Valuation cap: sob o mesmo racional implícito do desconto sob o valor da ação, isto é, recompensar o investidor que tomou o risco por investir em uma companhia em fase inicial (seed stage), o valuation cap estabelece o preço máximo que o SAFE será convertido em participação acionária. O valuation cap evita que um potencial investidor seja excessivamente diluído no momento da conversão, caso a empresa tenha um valor muito maior entre o momento de assinatura do SAFE e o rodada de investimentos futura.

Desvantagens

  • O SAFE não é uma ação ordinária. A ação ordinária representa uma participação acionária na companhia e permite certos direitos. O SAFE não representa uma participação acionária presente na companhia na qual foi feito o investimento. Em vez disso, os termos no SAFE precisam ser preenchidos para se receber qualquer ação da empresa. Precisa ocorrer um evento, como rodada de financiamento de capital ou venda da empresa. Não existe garantia de que esses eventos irão ocorrer e, se não ocorrerem, o investidor pode perder algum ou todo o dinheiro que ele investiu na startup.

• [DADOS PARA ANÁLISE]
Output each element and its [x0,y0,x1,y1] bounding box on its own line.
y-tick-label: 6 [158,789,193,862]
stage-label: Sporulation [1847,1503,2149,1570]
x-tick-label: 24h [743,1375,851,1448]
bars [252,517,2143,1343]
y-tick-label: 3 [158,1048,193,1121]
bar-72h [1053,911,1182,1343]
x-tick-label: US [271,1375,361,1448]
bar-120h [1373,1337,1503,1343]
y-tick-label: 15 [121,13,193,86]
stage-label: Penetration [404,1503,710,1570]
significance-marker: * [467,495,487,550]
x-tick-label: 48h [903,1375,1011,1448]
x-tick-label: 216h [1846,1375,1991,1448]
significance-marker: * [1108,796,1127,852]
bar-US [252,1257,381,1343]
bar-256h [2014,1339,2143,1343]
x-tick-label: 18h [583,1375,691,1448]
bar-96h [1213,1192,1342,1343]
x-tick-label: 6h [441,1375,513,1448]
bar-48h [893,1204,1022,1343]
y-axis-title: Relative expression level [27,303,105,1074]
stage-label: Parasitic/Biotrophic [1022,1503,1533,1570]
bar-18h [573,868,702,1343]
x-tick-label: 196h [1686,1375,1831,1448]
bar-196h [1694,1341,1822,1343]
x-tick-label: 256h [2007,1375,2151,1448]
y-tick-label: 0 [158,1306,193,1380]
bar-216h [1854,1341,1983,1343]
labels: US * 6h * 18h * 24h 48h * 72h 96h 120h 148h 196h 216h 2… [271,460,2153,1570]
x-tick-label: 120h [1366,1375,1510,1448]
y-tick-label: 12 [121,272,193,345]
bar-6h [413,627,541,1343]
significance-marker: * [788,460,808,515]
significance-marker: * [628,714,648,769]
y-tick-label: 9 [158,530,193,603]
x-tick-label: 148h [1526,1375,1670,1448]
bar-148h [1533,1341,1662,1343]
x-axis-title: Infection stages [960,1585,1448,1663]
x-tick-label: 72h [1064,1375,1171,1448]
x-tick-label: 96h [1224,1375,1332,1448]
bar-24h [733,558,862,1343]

• [EXERCÍCIOS PROPOSTOS]
[a] Segundo o trecho sobre o SAFE, o que o valuation cap estabelece?
[b] Liste todos os termos em inglês usados no trecho sobre o SAFE.
[c] Traduza para o inglês a frase do trecho sobre o SAFE: "Não existe garantia de que esses eventos irão ocorrer e, se não ocorrerem, o investidor pode perder algum ou todo o dinheiro que ele investiu na startup."

• [RESPOSTAS DOS EXERCÍCIOS]
[a] O preço máximo em que o SAFE será convertido em participação acionária.

[b] Valuation cap, seed stage, SAFE, startup

[c] There is no guarantee that these events will occur and, if they do not occur, the investor may lose some or all of the money they invested in the startup.